## BEGIN Provided records
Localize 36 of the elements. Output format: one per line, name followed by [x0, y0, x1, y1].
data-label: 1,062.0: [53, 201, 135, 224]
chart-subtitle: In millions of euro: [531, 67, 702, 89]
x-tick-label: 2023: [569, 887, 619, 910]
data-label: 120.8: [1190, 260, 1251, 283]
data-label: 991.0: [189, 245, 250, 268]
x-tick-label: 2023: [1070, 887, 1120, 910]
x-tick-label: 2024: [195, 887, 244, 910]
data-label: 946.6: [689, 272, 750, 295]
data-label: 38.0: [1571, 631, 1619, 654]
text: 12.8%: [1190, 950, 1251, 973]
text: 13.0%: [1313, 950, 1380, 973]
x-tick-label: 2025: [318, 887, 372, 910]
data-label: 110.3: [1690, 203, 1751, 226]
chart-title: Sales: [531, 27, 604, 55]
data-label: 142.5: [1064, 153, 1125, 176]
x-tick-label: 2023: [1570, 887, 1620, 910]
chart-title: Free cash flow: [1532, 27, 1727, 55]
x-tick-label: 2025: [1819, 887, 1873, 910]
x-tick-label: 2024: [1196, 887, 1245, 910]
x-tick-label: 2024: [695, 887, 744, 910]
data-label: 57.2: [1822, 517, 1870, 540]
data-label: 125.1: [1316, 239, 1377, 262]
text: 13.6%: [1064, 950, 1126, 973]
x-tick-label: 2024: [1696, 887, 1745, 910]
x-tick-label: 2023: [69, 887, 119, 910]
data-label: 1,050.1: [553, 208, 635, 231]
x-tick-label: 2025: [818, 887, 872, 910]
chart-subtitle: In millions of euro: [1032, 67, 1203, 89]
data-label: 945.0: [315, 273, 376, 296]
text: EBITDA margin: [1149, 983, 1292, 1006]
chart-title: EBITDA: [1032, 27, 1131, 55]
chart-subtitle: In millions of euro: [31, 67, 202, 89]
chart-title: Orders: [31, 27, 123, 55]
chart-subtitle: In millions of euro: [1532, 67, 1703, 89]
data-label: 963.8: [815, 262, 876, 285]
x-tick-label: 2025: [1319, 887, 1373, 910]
## END Provided records
* **What the task requires**
Rewrite the material above, switching every "In millions of euro" to "In euro millions" and leaving everything else unchanged.

* **Answer to the problem**
Localize 36 of the elements. Output format: one per line, name followed by [x0, y0, x1, y1].
data-label: 1,062.0: [53, 201, 135, 224]
chart-subtitle: In euro millions: [531, 67, 702, 89]
x-tick-label: 2023: [569, 887, 619, 910]
data-label: 120.8: [1190, 260, 1251, 283]
data-label: 991.0: [189, 245, 250, 268]
x-tick-label: 2023: [1070, 887, 1120, 910]
x-tick-label: 2024: [195, 887, 244, 910]
data-label: 946.6: [689, 272, 750, 295]
data-label: 38.0: [1571, 631, 1619, 654]
text: 12.8%: [1190, 950, 1251, 973]
text: 13.0%: [1313, 950, 1380, 973]
x-tick-label: 2025: [318, 887, 372, 910]
data-label: 110.3: [1690, 203, 1751, 226]
chart-title: Sales: [531, 27, 604, 55]
data-label: 142.5: [1064, 153, 1125, 176]
x-tick-label: 2023: [1570, 887, 1620, 910]
chart-title: Free cash flow: [1532, 27, 1727, 55]
x-tick-label: 2025: [1819, 887, 1873, 910]
x-tick-label: 2024: [1196, 887, 1245, 910]
x-tick-label: 2024: [695, 887, 744, 910]
data-label: 57.2: [1822, 517, 1870, 540]
data-label: 125.1: [1316, 239, 1377, 262]
text: 13.6%: [1064, 950, 1126, 973]
x-tick-label: 2024: [1696, 887, 1745, 910]
x-tick-label: 2023: [69, 887, 119, 910]
data-label: 1,050.1: [553, 208, 635, 231]
x-tick-label: 2025: [818, 887, 872, 910]
chart-subtitle: In euro millions: [1032, 67, 1203, 89]
data-label: 945.0: [315, 273, 376, 296]
text: EBITDA margin: [1149, 983, 1292, 1006]
chart-title: EBITDA: [1032, 27, 1131, 55]
chart-subtitle: In euro millions: [31, 67, 202, 89]
chart-title: Orders: [31, 27, 123, 55]
chart-subtitle: In euro millions: [1532, 67, 1703, 89]
data-label: 963.8: [815, 262, 876, 285]
x-tick-label: 2025: [1319, 887, 1373, 910]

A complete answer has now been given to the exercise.